#### Stored data ####

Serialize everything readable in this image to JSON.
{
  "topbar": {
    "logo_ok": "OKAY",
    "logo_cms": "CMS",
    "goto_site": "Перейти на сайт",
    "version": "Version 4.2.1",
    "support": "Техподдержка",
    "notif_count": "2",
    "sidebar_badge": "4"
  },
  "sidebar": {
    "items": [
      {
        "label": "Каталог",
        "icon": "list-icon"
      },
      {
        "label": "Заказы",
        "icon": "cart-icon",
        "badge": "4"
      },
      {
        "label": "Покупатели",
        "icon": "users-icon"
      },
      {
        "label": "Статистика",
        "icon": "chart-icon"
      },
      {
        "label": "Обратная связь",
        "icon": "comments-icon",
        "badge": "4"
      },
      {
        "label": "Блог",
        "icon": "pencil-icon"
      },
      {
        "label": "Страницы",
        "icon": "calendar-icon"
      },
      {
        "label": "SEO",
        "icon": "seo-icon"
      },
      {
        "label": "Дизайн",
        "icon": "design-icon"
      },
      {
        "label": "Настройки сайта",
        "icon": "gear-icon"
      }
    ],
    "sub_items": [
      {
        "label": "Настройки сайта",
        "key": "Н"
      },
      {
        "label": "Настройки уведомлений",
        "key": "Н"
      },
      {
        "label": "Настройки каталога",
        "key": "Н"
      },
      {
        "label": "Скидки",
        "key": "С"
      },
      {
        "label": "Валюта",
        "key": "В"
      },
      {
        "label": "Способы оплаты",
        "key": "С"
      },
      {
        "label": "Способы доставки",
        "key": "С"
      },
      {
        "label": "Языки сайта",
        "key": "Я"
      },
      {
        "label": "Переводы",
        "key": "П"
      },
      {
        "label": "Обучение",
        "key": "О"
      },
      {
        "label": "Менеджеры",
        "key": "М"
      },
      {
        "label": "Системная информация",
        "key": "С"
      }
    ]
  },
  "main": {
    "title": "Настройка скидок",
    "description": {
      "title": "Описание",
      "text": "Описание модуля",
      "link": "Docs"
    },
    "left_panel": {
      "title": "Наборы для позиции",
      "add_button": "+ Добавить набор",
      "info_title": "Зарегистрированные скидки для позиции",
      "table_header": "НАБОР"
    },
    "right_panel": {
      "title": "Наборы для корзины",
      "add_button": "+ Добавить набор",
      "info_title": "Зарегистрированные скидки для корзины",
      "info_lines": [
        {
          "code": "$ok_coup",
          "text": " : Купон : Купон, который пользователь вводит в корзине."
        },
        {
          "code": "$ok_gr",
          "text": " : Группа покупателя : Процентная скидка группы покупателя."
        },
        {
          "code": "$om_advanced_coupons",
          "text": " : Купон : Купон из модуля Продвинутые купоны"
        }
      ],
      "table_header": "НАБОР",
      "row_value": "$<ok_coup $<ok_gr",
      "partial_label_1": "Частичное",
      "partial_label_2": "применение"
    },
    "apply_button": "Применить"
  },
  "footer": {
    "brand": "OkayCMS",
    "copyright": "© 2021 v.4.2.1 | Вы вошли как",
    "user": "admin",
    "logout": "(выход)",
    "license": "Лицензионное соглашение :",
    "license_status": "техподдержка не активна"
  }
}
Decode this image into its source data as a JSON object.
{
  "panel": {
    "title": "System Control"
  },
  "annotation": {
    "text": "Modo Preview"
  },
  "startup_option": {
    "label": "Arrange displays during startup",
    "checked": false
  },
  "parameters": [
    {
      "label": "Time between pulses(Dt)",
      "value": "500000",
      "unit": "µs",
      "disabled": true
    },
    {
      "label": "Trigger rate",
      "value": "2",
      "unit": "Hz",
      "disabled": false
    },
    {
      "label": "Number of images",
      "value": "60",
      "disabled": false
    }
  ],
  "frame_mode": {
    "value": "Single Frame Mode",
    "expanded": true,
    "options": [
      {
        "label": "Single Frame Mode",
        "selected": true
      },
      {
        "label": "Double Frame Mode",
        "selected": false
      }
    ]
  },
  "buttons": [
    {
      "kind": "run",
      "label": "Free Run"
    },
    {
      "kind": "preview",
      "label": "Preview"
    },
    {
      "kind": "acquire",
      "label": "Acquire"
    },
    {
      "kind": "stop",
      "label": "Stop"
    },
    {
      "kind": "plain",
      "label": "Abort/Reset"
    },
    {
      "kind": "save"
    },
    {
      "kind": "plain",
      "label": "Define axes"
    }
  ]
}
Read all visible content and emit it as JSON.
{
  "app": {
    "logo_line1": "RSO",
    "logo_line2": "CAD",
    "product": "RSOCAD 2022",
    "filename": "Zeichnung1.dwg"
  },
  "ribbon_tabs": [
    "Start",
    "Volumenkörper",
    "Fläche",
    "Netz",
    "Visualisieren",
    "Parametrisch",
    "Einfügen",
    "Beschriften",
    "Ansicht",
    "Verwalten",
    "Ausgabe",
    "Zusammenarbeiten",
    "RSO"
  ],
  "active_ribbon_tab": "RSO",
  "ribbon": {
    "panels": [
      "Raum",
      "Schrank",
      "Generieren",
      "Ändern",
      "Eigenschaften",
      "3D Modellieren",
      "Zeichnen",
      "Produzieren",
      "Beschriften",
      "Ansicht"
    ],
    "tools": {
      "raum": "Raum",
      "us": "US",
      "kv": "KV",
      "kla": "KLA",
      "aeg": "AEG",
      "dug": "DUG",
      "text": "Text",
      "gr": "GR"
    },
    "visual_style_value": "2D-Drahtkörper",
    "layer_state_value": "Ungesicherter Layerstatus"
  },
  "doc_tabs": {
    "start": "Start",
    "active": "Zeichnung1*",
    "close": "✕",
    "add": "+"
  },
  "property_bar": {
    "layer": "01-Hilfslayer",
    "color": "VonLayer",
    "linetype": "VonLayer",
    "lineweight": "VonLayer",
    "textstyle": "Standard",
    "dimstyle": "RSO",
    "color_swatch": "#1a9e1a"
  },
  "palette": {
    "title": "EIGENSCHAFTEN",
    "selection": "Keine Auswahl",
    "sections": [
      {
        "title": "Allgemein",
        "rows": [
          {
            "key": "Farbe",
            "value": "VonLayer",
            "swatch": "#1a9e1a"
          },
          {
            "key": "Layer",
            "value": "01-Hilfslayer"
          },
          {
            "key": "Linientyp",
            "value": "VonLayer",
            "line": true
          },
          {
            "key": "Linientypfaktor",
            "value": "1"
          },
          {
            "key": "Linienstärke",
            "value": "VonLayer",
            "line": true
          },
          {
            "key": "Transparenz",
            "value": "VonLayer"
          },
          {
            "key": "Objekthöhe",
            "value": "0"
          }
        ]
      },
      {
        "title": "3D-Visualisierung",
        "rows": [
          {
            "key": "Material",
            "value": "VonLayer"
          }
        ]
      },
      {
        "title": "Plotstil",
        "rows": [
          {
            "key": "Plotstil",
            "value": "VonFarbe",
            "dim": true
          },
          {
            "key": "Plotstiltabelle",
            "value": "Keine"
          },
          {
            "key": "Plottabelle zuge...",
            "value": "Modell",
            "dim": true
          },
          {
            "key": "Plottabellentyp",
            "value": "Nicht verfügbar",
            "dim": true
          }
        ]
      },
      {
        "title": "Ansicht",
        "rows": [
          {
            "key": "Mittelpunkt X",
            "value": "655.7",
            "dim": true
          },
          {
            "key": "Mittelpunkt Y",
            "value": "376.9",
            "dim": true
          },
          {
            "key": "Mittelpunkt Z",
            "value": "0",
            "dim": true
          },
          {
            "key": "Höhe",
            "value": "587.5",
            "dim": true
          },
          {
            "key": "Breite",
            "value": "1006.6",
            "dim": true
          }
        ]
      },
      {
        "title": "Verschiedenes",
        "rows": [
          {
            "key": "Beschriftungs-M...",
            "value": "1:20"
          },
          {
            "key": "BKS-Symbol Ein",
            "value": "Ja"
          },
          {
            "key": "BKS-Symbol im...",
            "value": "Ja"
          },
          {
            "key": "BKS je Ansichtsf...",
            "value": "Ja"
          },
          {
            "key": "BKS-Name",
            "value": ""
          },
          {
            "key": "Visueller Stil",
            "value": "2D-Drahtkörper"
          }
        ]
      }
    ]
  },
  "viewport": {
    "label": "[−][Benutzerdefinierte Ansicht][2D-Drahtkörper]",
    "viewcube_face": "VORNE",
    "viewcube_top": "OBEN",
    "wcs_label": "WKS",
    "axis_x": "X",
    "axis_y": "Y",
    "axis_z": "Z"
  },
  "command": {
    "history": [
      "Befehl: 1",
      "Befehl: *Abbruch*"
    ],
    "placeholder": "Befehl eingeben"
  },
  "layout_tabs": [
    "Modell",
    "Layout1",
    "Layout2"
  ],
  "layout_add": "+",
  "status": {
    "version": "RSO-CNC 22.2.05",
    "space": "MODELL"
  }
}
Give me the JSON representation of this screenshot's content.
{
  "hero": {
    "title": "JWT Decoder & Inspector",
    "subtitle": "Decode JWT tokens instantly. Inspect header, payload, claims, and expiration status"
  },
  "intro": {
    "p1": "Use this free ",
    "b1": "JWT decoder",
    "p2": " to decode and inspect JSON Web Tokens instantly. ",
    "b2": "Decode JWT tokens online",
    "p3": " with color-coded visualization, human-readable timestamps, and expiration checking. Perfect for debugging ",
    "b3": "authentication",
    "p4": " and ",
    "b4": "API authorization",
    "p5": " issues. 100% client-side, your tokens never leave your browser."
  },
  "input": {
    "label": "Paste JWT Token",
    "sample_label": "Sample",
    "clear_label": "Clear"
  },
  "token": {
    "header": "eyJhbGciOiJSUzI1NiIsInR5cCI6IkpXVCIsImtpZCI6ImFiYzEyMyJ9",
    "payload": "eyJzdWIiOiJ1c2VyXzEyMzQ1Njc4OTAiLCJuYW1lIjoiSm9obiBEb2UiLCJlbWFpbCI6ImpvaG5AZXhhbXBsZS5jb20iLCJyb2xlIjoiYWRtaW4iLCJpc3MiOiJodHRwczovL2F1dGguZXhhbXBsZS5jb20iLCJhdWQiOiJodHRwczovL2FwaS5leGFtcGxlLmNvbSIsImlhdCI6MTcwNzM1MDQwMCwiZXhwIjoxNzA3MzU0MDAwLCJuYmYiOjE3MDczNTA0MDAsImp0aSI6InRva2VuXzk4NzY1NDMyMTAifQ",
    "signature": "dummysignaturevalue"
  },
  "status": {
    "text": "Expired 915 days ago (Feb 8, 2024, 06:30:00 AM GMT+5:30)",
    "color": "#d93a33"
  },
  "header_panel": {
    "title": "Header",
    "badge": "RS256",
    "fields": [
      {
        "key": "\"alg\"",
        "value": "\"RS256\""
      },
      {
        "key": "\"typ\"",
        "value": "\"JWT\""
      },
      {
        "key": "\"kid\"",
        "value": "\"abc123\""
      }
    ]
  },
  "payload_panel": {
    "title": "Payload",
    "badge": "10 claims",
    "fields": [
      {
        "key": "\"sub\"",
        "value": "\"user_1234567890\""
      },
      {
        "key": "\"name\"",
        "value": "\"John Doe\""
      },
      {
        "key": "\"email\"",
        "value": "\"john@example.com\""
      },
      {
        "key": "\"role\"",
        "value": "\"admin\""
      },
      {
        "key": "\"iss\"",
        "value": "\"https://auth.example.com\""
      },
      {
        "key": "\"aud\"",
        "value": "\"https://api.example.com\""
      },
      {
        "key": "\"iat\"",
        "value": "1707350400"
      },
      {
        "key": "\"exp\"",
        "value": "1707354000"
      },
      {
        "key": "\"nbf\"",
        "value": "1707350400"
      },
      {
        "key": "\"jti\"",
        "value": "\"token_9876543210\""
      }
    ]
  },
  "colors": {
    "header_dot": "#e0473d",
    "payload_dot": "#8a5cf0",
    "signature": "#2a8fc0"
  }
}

####

- Goal: Say how many lines of the data include the word "example". Nothing other than the number should be given.

- Worked answer: 3